====== Data shown ======

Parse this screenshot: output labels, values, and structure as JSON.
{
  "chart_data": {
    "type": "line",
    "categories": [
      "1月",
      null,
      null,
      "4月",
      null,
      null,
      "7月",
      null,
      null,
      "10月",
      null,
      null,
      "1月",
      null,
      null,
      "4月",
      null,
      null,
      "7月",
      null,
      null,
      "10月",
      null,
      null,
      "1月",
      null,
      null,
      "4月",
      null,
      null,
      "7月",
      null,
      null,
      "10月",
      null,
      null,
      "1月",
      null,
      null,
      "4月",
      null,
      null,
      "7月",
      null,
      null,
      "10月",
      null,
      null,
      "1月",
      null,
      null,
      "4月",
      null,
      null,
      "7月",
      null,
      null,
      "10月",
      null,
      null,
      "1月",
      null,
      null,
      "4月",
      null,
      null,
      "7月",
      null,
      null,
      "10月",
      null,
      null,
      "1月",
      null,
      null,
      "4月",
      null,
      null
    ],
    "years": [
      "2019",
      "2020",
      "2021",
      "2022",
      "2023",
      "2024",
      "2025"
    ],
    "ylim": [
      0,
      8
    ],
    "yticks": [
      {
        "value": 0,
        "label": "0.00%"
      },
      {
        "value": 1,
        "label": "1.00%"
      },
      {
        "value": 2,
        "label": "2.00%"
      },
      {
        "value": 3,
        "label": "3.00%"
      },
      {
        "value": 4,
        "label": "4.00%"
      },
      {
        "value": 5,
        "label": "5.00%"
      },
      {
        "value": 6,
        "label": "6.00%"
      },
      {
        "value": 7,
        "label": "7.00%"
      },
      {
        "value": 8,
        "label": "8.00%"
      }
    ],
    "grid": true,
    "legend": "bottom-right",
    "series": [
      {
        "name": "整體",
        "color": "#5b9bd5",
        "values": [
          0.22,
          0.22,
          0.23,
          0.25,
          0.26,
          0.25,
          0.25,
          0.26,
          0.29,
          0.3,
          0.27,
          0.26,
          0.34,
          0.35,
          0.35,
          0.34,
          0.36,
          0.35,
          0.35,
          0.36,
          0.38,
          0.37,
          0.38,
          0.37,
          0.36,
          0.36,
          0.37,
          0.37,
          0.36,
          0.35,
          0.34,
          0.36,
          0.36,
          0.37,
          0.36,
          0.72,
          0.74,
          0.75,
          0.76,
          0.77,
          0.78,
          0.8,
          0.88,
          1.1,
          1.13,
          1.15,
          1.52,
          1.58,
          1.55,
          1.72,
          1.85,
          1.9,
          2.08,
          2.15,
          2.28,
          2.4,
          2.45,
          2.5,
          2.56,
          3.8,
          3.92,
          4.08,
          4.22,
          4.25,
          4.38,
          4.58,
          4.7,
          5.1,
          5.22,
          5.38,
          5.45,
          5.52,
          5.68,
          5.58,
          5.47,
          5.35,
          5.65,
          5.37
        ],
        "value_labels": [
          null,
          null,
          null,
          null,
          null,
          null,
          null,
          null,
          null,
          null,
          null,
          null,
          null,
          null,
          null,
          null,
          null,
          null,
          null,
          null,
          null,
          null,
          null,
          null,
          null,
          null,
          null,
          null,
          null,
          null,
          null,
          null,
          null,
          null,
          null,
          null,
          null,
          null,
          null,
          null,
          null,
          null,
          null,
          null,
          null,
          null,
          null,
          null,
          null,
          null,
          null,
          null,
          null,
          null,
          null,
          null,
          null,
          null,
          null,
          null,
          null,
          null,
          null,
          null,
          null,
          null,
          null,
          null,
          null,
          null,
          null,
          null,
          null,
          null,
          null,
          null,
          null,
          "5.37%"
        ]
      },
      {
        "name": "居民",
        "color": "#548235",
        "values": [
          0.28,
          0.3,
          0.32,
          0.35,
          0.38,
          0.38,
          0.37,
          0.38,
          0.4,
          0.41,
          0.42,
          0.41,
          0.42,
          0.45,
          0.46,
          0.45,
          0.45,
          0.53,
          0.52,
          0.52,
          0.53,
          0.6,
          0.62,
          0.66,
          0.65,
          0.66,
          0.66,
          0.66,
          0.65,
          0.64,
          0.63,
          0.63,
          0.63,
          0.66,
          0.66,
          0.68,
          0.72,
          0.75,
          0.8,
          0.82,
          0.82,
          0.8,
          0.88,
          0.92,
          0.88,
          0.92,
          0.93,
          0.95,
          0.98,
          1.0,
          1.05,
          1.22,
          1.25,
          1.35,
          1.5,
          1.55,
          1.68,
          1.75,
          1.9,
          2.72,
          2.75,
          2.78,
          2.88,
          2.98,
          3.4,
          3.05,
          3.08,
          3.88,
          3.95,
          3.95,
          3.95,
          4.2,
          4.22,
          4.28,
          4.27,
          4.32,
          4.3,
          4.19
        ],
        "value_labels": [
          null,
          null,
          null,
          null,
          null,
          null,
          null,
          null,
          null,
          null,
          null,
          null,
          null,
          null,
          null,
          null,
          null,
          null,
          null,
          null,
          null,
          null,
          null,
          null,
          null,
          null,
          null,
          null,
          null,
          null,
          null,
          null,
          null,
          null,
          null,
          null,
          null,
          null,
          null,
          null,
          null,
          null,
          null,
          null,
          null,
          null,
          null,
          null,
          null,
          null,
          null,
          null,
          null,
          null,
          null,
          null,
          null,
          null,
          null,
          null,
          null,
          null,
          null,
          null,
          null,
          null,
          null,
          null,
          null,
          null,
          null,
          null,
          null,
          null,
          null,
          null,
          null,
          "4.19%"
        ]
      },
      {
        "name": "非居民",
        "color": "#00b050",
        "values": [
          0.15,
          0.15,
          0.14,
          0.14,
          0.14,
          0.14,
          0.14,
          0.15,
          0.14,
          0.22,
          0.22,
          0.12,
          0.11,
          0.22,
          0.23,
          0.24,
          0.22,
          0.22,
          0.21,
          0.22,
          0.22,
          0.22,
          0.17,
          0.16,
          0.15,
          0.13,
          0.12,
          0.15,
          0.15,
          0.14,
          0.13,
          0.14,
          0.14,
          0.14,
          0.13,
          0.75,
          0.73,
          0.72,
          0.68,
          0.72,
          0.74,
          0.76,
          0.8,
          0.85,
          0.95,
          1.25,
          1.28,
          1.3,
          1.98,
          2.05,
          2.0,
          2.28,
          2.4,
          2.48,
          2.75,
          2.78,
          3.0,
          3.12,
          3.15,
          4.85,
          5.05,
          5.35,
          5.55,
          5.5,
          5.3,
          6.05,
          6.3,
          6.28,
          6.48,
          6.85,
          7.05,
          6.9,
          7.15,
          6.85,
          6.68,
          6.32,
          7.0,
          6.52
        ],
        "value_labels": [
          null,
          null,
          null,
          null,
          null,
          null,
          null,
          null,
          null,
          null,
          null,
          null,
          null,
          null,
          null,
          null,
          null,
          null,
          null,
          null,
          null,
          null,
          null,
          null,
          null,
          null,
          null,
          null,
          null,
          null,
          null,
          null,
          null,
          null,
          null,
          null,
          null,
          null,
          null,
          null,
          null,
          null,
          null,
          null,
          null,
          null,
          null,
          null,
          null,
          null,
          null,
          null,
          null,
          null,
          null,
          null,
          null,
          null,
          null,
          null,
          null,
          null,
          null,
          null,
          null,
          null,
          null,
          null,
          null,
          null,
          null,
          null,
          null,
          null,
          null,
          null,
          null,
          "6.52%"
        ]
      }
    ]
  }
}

======

*What the task requires:* Repeat the listing above without any change.

*Solution to this exercise:*
Parse this screenshot: output labels, values, and structure as JSON.
{
  "chart_data": {
    "type": "line",
    "categories": [
      "1月",
      null,
      null,
      "4月",
      null,
      null,
      "7月",
      null,
      null,
      "10月",
      null,
      null,
      "1月",
      null,
      null,
      "4月",
      null,
      null,
      "7月",
      null,
      null,
      "10月",
      null,
      null,
      "1月",
      null,
      null,
      "4月",
      null,
      null,
      "7月",
      null,
      null,
      "10月",
      null,
      null,
      "1月",
      null,
      null,
      "4月",
      null,
      null,
      "7月",
      null,
      null,
      "10月",
      null,
      null,
      "1月",
      null,
      null,
      "4月",
      null,
      null,
      "7月",
      null,
      null,
      "10月",
      null,
      null,
      "1月",
      null,
      null,
      "4月",
      null,
      null,
      "7月",
      null,
      null,
      "10月",
      null,
      null,
      "1月",
      null,
      null,
      "4月",
      null,
      null
    ],
    "years": [
      "2019",
      "2020",
      "2021",
      "2022",
      "2023",
      "2024",
      "2025"
    ],
    "ylim": [
      0,
      8
    ],
    "yticks": [
      {
        "value": 0,
        "label": "0.00%"
      },
      {
        "value": 1,
        "label": "1.00%"
      },
      {
        "value": 2,
        "label": "2.00%"
      },
      {
        "value": 3,
        "label": "3.00%"
      },
      {
        "value": 4,
        "label": "4.00%"
      },
      {
        "value": 5,
        "label": "5.00%"
      },
      {
        "value": 6,
        "label": "6.00%"
      },
      {
        "value": 7,
        "label": "7.00%"
      },
      {
        "value": 8,
        "label": "8.00%"
      }
    ],
    "grid": true,
    "legend": "bottom-right",
    "series": [
      {
        "name": "整體",
        "color": "#5b9bd5",
        "values": [
          0.22,
          0.22,
          0.23,
          0.25,
          0.26,
          0.25,
          0.25,
          0.26,
          0.29,
          0.3,
          0.27,
          0.26,
          0.34,
          0.35,
          0.35,
          0.34,
          0.36,
          0.35,
          0.35,
          0.36,
          0.38,
          0.37,
          0.38,
          0.37,
          0.36,
          0.36,
          0.37,
          0.37,
          0.36,
          0.35,
          0.34,
          0.36,
          0.36,
          0.37,
          0.36,
          0.72,
          0.74,
          0.75,
          0.76,
          0.77,
          0.78,
          0.8,
          0.88,
          1.1,
          1.13,
          1.15,
          1.52,
          1.58,
          1.55,
          1.72,
          1.85,
          1.9,
          2.08,
          2.15,
          2.28,
          2.4,
          2.45,
          2.5,
          2.56,
          3.8,
          3.92,
          4.08,
          4.22,
          4.25,
          4.38,
          4.58,
          4.7,
          5.1,
          5.22,
          5.38,
          5.45,
          5.52,
          5.68,
          5.58,
          5.47,
          5.35,
          5.65,
          5.37
        ],
        "value_labels": [
          null,
          null,
          null,
          null,
          null,
          null,
          null,
          null,
          null,
          null,
          null,
          null,
          null,
          null,
          null,
          null,
          null,
          null,
          null,
          null,
          null,
          null,
          null,
          null,
          null,
          null,
          null,
          null,
          null,
          null,
          null,
          null,
          null,
          null,
          null,
          null,
          null,
          null,
          null,
          null,
          null,
          null,
          null,
          null,
          null,
          null,
          null,
          null,
          null,
          null,
          null,
          null,
          null,
          null,
          null,
          null,
          null,
          null,
          null,
          null,
          null,
          null,
          null,
          null,
          null,
          null,
          null,
          null,
          null,
          null,
          null,
          null,
          null,
          null,
          null,
          null,
          null,
          "5.37%"
        ]
      },
      {
        "name": "居民",
        "color": "#548235",
        "values": [
          0.28,
          0.3,
          0.32,
          0.35,
          0.38,
          0.38,
          0.37,
          0.38,
          0.4,
          0.41,
          0.42,
          0.41,
          0.42,
          0.45,
          0.46,
          0.45,
          0.45,
          0.53,
          0.52,
          0.52,
          0.53,
          0.6,
          0.62,
          0.66,
          0.65,
          0.66,
          0.66,
          0.66,
          0.65,
          0.64,
          0.63,
          0.63,
          0.63,
          0.66,
          0.66,
          0.68,
          0.72,
          0.75,
          0.8,
          0.82,
          0.82,
          0.8,
          0.88,
          0.92,
          0.88,
          0.92,
          0.93,
          0.95,
          0.98,
          1.0,
          1.05,
          1.22,
          1.25,
          1.35,
          1.5,
          1.55,
          1.68,
          1.75,
          1.9,
          2.72,
          2.75,
          2.78,
          2.88,
          2.98,
          3.4,
          3.05,
          3.08,
          3.88,
          3.95,
          3.95,
          3.95,
          4.2,
          4.22,
          4.28,
          4.27,
          4.32,
          4.3,
          4.19
        ],
        "value_labels": [
          null,
          null,
          null,
          null,
          null,
          null,
          null,
          null,
          null,
          null,
          null,
          null,
          null,
          null,
          null,
          null,
          null,
          null,
          null,
          null,
          null,
          null,
          null,
          null,
          null,
          null,
          null,
          null,
          null,
          null,
          null,
          null,
          null,
          null,
          null,
          null,
          null,
          null,
          null,
          null,
          null,
          null,
          null,
          null,
          null,
          null,
          null,
          null,
          null,
          null,
          null,
          null,
          null,
          null,
          null,
          null,
          null,
          null,
          null,
          null,
          null,
          null,
          null,
          null,
          null,
          null,
          null,
          null,
          null,
          null,
          null,
          null,
          null,
          null,
          null,
          null,
          null,
          "4.19%"
        ]
      },
      {
        "name": "非居民",
        "color": "#00b050",
        "values": [
          0.15,
          0.15,
          0.14,
          0.14,
          0.14,
          0.14,
          0.14,
          0.15,
          0.14,
          0.22,
          0.22,
          0.12,
          0.11,
          0.22,
          0.23,
          0.24,
          0.22,
          0.22,
          0.21,
          0.22,
          0.22,
          0.22,
          0.17,
          0.16,
          0.15,
          0.13,
          0.12,
          0.15,
          0.15,
          0.14,
          0.13,
          0.14,
          0.14,
          0.14,
          0.13,
          0.75,
          0.73,
          0.72,
          0.68,
          0.72,
          0.74,
          0.76,
          0.8,
          0.85,
          0.95,
          1.25,
          1.28,
          1.3,
          1.98,
          2.05,
          2.0,
          2.28,
          2.4,
          2.48,
          2.75,
          2.78,
          3.0,
          3.12,
          3.15,
          4.85,
          5.05,
          5.35,
          5.55,
          5.5,
          5.3,
          6.05,
          6.3,
          6.28,
          6.48,
          6.85,
          7.05,
          6.9,
          7.15,
          6.85,
          6.68,
          6.32,
          7.0,
          6.52
        ],
        "value_labels": [
          null,
          null,
          null,
          null,
          null,
          null,
          null,
          null,
          null,
          null,
          null,
          null,
          null,
          null,
          null,
          null,
          null,
          null,
          null,
          null,
          null,
          null,
          null,
          null,
          null,
          null,
          null,
          null,
          null,
          null,
          null,
          null,
          null,
          null,
          null,
          null,
          null,
          null,
          null,
          null,
          null,
          null,
          null,
          null,
          null,
          null,
          null,
          null,
          null,
          null,
          null,
          null,
          null,
          null,
          null,
          null,
          null,
          null,
          null,
          null,
          null,
          null,
          null,
          null,
          null,
          null,
          null,
          null,
          null,
          null,
          null,
          null,
          null,
          null,
          null,
          null,
          null,
          "6.52%"
        ]
      }
    ]
  }
}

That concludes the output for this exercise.